══ Records for the exercise ══

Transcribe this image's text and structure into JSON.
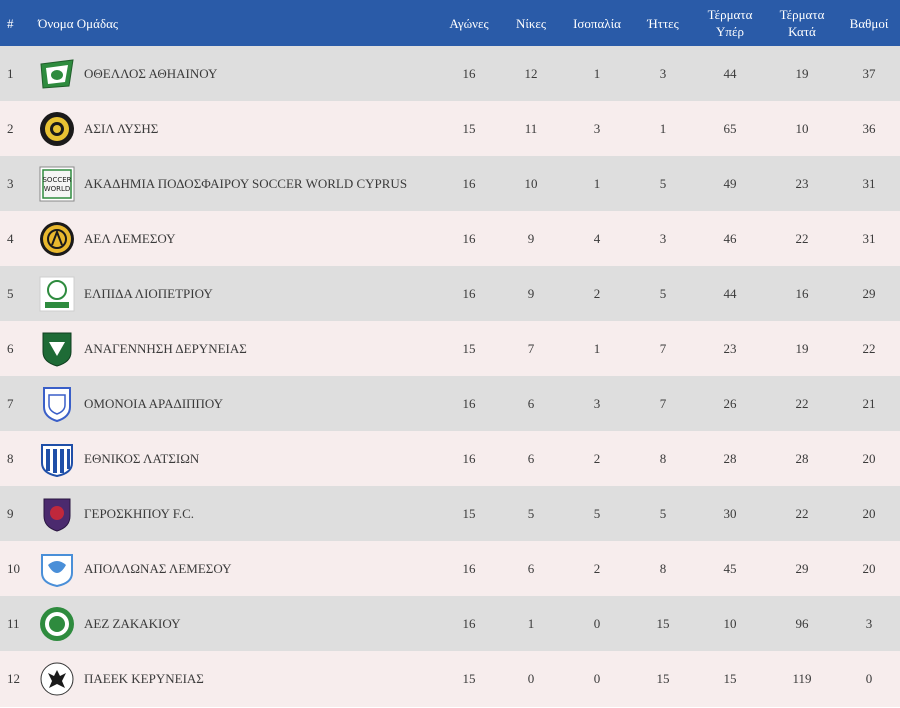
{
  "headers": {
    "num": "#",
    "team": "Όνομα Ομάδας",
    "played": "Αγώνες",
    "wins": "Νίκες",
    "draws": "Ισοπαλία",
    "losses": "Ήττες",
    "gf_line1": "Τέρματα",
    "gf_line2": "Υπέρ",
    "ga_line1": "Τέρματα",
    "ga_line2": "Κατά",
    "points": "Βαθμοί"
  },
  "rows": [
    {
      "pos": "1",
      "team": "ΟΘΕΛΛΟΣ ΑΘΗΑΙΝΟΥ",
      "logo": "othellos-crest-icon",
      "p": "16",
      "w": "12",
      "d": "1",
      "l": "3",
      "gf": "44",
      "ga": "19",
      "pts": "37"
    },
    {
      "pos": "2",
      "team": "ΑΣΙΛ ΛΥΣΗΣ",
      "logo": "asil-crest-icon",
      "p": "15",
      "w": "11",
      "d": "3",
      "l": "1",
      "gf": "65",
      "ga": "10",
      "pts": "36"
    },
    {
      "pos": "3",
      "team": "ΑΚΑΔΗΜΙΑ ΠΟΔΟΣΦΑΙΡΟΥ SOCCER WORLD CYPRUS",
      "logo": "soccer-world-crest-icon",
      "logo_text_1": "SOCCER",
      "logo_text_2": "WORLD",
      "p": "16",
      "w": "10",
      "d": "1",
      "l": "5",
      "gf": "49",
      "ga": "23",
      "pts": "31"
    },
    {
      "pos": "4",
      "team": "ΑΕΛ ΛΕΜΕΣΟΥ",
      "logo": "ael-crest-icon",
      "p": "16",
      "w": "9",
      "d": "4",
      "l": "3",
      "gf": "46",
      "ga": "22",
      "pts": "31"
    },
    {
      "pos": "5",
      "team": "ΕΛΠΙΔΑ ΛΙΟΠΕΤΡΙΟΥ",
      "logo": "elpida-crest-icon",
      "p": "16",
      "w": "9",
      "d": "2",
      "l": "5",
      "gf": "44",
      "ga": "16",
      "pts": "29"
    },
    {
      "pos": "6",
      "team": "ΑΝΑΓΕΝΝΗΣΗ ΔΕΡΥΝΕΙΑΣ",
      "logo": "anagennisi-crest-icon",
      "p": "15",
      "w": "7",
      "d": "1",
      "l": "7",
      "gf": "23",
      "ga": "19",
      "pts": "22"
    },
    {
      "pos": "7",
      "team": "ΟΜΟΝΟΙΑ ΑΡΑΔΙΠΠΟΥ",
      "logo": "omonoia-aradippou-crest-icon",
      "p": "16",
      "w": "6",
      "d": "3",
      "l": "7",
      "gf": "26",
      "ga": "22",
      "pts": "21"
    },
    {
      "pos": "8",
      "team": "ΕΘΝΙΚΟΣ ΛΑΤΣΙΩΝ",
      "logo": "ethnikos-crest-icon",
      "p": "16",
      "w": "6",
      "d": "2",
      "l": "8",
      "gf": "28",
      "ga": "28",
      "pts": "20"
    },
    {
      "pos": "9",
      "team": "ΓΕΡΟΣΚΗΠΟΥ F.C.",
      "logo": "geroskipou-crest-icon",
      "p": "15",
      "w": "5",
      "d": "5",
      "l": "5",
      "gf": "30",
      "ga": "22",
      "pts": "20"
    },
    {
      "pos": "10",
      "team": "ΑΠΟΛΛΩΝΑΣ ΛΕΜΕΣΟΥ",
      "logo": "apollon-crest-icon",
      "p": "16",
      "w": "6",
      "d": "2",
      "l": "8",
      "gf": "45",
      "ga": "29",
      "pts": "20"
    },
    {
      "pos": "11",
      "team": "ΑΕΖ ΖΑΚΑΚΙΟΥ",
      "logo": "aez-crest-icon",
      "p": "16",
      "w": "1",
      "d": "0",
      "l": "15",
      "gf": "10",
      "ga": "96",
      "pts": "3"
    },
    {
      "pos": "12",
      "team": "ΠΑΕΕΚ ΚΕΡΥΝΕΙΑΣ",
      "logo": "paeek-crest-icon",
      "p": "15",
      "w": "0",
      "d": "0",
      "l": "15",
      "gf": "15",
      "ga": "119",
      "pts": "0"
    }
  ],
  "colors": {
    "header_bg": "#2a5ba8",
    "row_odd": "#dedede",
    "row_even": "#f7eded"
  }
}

═══

## Problem requirements
All lines above with "icon" in them should be returned.

## Answer for this exercise
      "logo": "othellos-crest-icon",
      "logo": "asil-crest-icon",
      "logo": "soccer-world-crest-icon",
      "logo": "ael-crest-icon",
      "logo": "elpida-crest-icon",
      "logo": "anagennisi-crest-icon",
      "logo": "omonoia-aradippou-crest-icon",
      "logo": "ethnikos-crest-icon",
      "logo": "geroskipou-crest-icon",
      "logo": "apollon-crest-icon",
      "logo": "aez-crest-icon",
      "logo": "paeek-crest-icon",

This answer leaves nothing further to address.